— begin SUPPLIED ENTRIES —

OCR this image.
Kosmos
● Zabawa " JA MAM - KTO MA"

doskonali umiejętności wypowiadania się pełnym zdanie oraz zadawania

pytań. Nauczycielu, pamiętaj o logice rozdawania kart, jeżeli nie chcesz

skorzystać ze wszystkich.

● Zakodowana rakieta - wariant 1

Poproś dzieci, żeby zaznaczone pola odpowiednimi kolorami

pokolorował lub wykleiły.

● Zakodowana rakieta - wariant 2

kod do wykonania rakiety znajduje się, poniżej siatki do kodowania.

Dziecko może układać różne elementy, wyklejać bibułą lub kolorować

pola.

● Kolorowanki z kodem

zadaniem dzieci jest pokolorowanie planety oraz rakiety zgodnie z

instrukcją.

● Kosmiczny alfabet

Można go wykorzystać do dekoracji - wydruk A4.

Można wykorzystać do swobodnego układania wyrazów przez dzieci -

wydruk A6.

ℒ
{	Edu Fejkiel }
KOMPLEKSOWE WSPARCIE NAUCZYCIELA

— end SUPPLIED ENTRIES —
— begin SUPPLIED ENTRIES —

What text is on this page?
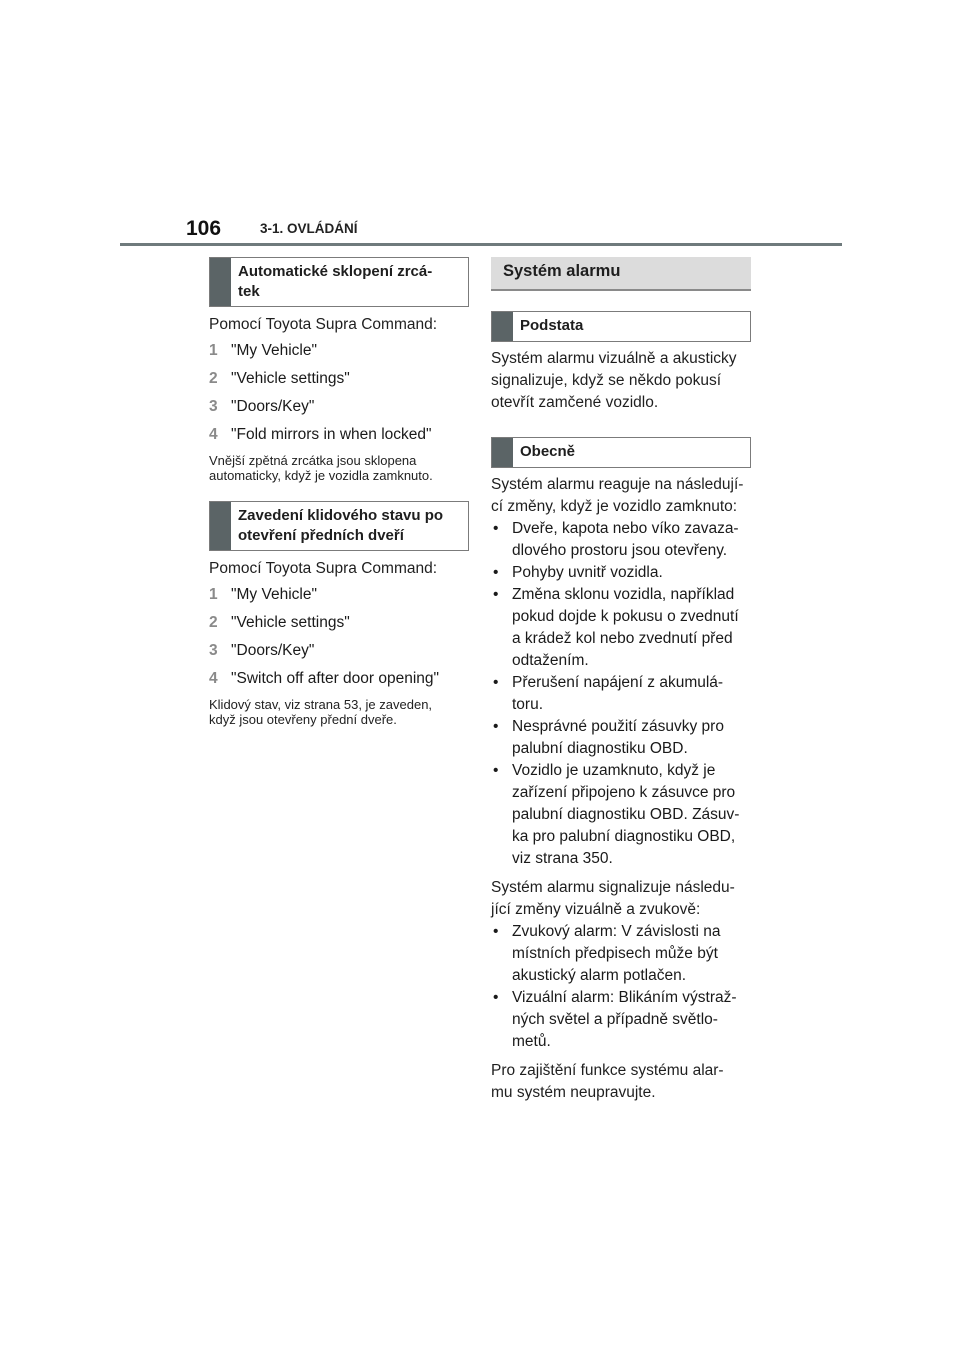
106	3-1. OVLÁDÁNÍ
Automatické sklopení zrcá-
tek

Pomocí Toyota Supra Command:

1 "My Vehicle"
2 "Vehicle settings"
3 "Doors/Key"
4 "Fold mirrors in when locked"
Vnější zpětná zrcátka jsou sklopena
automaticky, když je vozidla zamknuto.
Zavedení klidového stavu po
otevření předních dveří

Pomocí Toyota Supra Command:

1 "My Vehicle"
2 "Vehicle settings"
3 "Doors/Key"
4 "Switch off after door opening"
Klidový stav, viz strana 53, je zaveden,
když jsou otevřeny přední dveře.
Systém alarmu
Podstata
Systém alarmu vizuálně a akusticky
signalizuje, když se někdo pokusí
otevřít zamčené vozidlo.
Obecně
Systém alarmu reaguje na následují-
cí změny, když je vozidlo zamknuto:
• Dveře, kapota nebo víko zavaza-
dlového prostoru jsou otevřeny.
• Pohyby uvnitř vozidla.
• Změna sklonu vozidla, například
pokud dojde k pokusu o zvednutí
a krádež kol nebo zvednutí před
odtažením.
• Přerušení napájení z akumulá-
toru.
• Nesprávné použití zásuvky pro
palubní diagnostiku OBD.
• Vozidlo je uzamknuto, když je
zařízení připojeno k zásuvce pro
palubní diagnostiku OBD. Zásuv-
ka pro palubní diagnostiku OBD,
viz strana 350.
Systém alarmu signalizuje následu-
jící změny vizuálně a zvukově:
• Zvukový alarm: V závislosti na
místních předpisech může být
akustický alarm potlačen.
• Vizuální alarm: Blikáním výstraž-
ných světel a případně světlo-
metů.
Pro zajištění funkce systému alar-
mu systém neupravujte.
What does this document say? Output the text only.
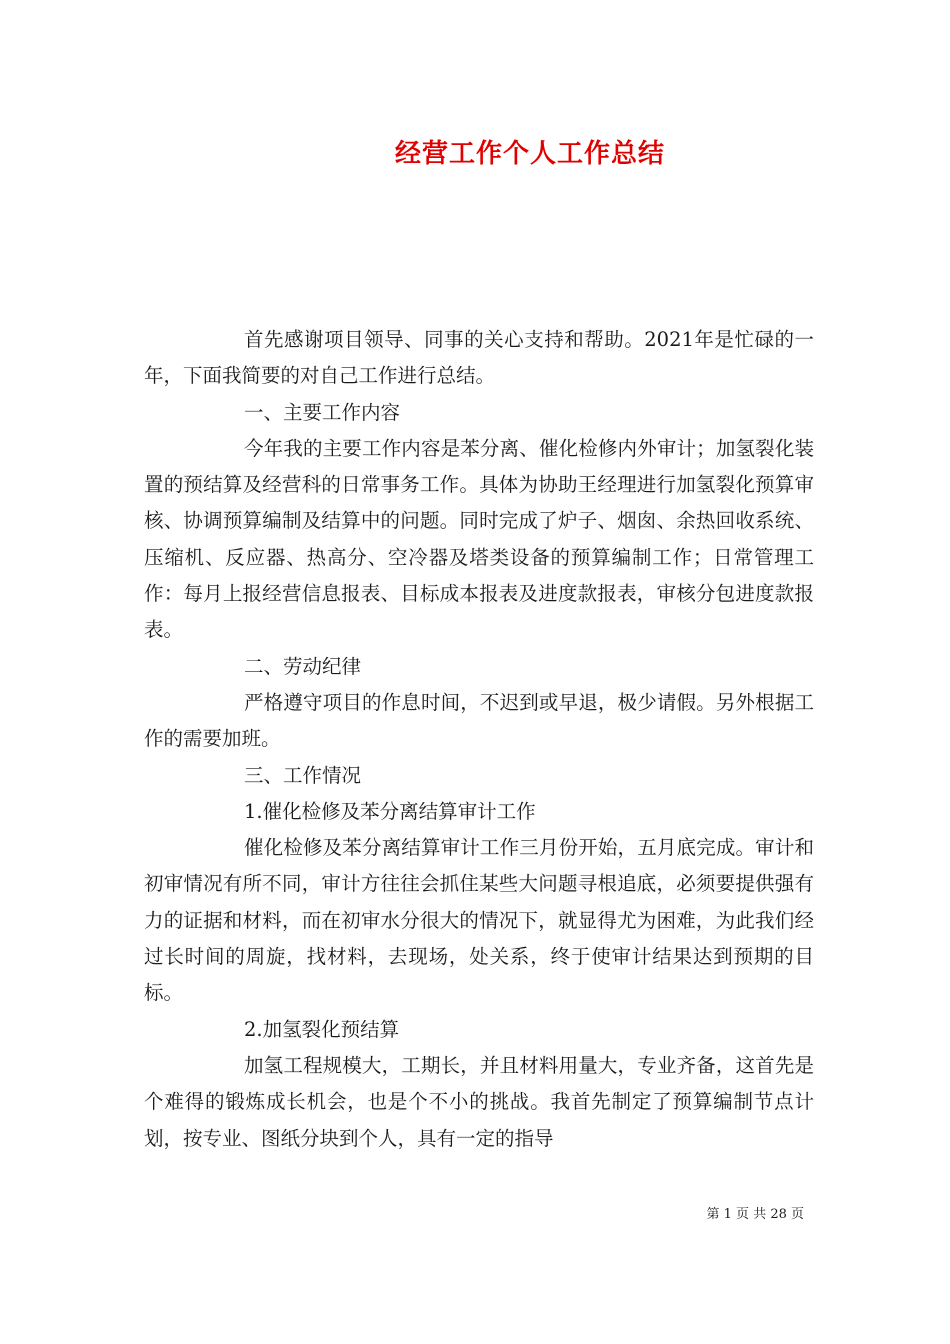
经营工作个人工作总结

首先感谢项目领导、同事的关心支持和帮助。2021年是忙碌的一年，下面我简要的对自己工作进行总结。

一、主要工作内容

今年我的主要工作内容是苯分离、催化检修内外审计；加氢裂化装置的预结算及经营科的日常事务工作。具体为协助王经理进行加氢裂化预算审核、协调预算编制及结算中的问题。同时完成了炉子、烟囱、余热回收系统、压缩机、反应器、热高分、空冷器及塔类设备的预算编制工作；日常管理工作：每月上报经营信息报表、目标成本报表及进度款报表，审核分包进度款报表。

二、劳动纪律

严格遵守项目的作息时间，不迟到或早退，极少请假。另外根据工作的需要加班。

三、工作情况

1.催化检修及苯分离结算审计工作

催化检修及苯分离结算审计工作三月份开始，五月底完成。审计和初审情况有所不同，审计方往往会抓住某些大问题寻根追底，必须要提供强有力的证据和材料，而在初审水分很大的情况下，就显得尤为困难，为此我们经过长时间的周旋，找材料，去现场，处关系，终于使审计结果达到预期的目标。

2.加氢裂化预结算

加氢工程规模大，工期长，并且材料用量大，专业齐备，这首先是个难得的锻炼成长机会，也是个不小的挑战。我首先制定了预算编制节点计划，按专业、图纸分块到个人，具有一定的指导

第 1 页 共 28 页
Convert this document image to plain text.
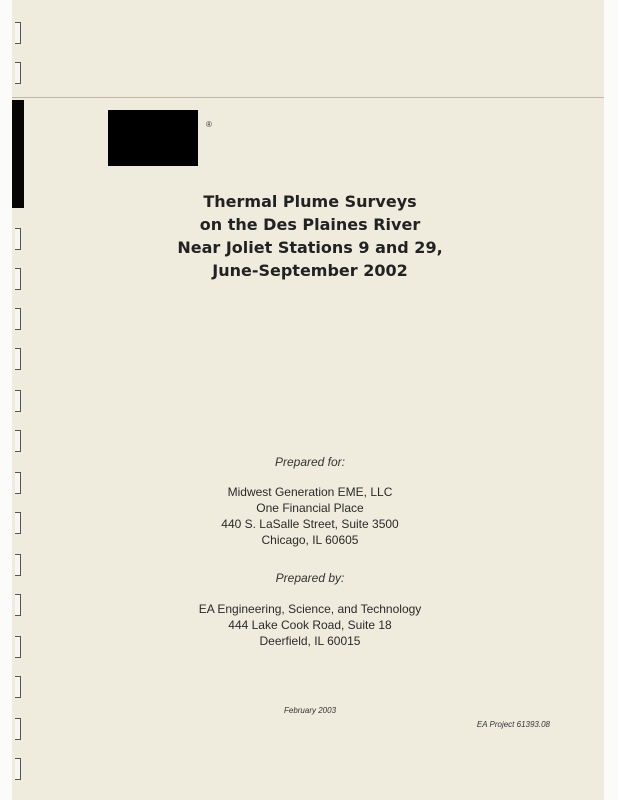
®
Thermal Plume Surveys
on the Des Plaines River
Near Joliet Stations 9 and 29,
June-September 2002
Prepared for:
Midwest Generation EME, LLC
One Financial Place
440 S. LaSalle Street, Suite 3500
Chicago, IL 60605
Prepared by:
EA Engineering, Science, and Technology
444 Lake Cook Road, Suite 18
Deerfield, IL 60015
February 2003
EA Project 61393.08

— end SUPPLIED ENTRIES —
— begin SUPPLIED ENTRIES —

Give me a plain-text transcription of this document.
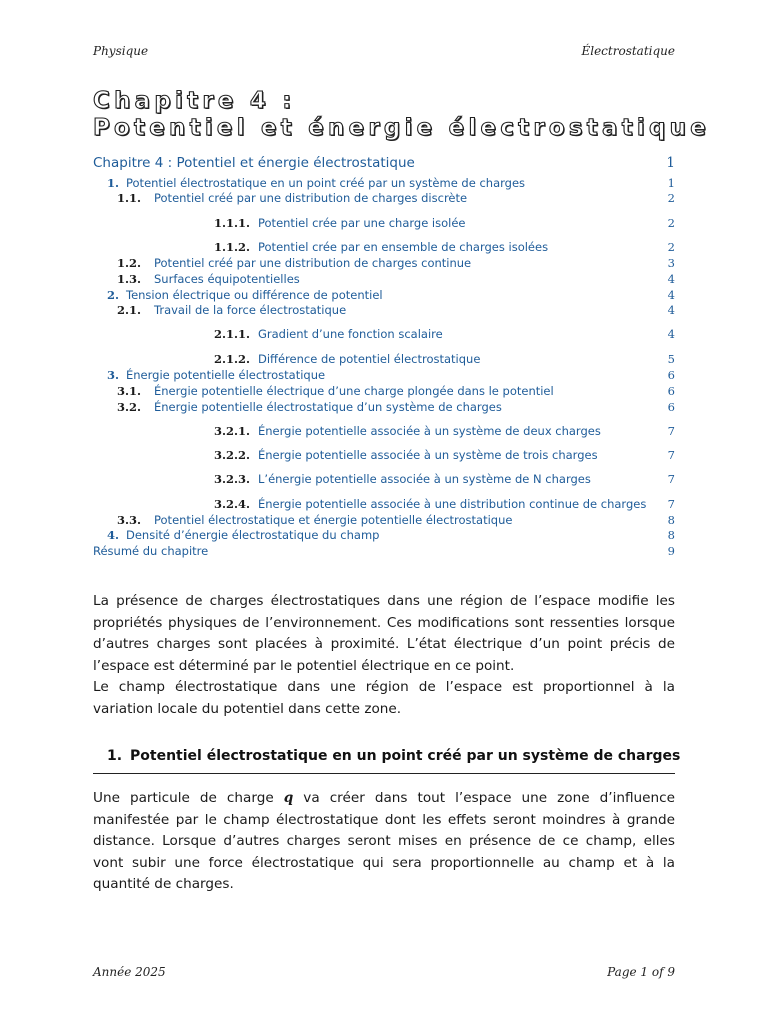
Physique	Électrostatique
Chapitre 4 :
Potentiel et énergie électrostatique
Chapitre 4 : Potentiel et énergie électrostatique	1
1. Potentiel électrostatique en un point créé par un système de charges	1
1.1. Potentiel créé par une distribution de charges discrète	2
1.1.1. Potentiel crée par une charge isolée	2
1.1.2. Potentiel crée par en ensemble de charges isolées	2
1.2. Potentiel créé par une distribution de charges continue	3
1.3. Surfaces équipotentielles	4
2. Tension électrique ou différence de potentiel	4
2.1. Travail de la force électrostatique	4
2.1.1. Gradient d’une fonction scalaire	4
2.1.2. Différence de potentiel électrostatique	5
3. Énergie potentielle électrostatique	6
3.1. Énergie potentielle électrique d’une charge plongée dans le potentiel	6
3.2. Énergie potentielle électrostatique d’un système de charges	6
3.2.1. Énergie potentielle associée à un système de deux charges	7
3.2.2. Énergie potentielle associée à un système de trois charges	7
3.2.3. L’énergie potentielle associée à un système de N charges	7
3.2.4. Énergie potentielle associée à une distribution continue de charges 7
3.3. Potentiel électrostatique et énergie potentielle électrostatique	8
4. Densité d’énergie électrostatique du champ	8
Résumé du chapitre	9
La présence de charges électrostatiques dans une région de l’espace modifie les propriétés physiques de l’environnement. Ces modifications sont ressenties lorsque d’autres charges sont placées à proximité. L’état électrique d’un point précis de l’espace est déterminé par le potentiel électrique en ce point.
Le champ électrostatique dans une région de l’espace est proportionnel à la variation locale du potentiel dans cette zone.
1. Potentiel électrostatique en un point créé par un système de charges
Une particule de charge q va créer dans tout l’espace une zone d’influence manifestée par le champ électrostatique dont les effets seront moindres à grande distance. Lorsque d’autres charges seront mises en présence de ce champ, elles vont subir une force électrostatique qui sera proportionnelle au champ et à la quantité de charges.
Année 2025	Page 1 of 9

— end SUPPLIED ENTRIES —

> _WORK INSTRUCTIONS_:
Choose all lines containing the string "alarmu" and copy them out.

> _REPLY_:
Systém alarmu
Systém alarmu vizuálně a akusticky
Systém alarmu reaguje na následují-
Systém alarmu signalizuje následu-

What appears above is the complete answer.